▶ _Extract_:
- - -

Metadata-Version: 2.3
Name: mlx-sam
Version: 0.1.0
Summary: MLX-native SAM models for segmentation and video tracking
Author: Avishek Biswas
Author-email: Avishek Biswas <sudavivi@gmail.com>
Requires-Dist: huggingface-hub>=0.31
Requires-Dist: mlx>=0.31.2
Requires-Dist: numpy>=2.2
Requires-Dist: opencv-python>=4.13.0.92
Requires-Dist: pillow>=11.0
Requires-Dist: safetensors>=0.5
Requires-Dist: hydra-core>=1.3.2 ; extra == 'torch-parity'
Requires-Dist: iopath>=0.1.10 ; extra == 'torch-parity'
Requires-Dist: torch>=2.12.0 ; extra == 'torch-parity'
Requires-Dist: torchvision>=0.27.0 ; extra == 'torch-parity'
Requires-Python: >=3.14
Provides-Extra: torch-parity
Description-Content-Type: text/markdown

# mlx-sam

MLX-native SAM models for Apple Silicon. The first supported model family is
Meta SAM 2.1 for interactive image segmentation and video object tracking.

The goal of this repo is practical local video segmentation: load an MLX SAM2
checkpoint, click objects in a video, add positive/negative corrections, track
forward or backward from the edited frame, and render masks back to reviewable
overlay videos. The default runtime is Python 3.14 + MLX and does not install
PyTorch.

- - -

▶ _Dataset content_:
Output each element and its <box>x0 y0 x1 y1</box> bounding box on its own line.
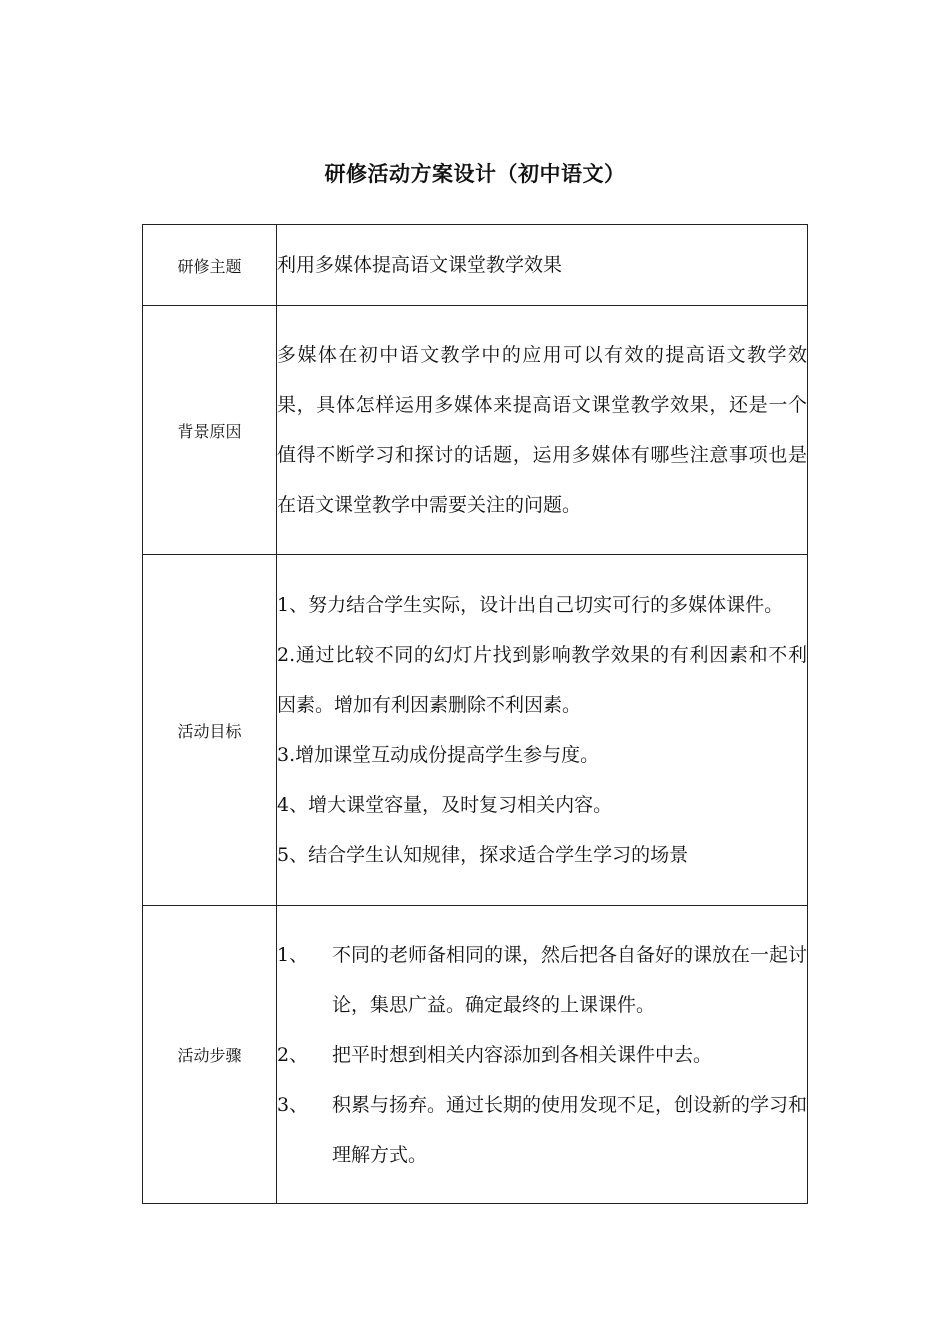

- - -

▶ _Parts of the exercise_:
1. In the mlx-sam package description, what is the first supported model family?
2. Write a continuation of the mlx-sam package description, starting after its final sentence.

▶ _Answers to the exercises_:
1. Meta SAM 2.1, for interactive image segmentation and video object tracking.

2.
## What You Can Do

- Segment an image from points or boxes.
- Track one or more objects through a video with SAM2 memory.
- Add positive and negative correction clicks across frames.
- Start from the middle of a clip and propagate forward, backward, or both.
- Use box prompts in the video flow.
- Render `.npy` or `.npz` masks as overlay videos for visual inspection.
- Convert SAM2.1 Hugging Face checkpoints into MLX `.safetensors`.
- Load converted checkpoints from local disk or Hugging Face.

The public video predictor mirrors the official SAM2 method names where the
implemented behavior matches closely:

- `SAM2VideoPredictor.from_pretrained(...)`
- `init_state(...)`
- `add_new_points_or_box(...)`
- `add_new_points(...)`
- `add_new_mask(...)`
- `propagate_in_video(...)`
- `clear_all_prompts_in_frame(...)`
- `reset_state(...)`

## Benchmarks

Current indicative results on this machine with `facebook/sam2.1-hiera-small`.
Generated reports live under `outputs/benchmarks/`.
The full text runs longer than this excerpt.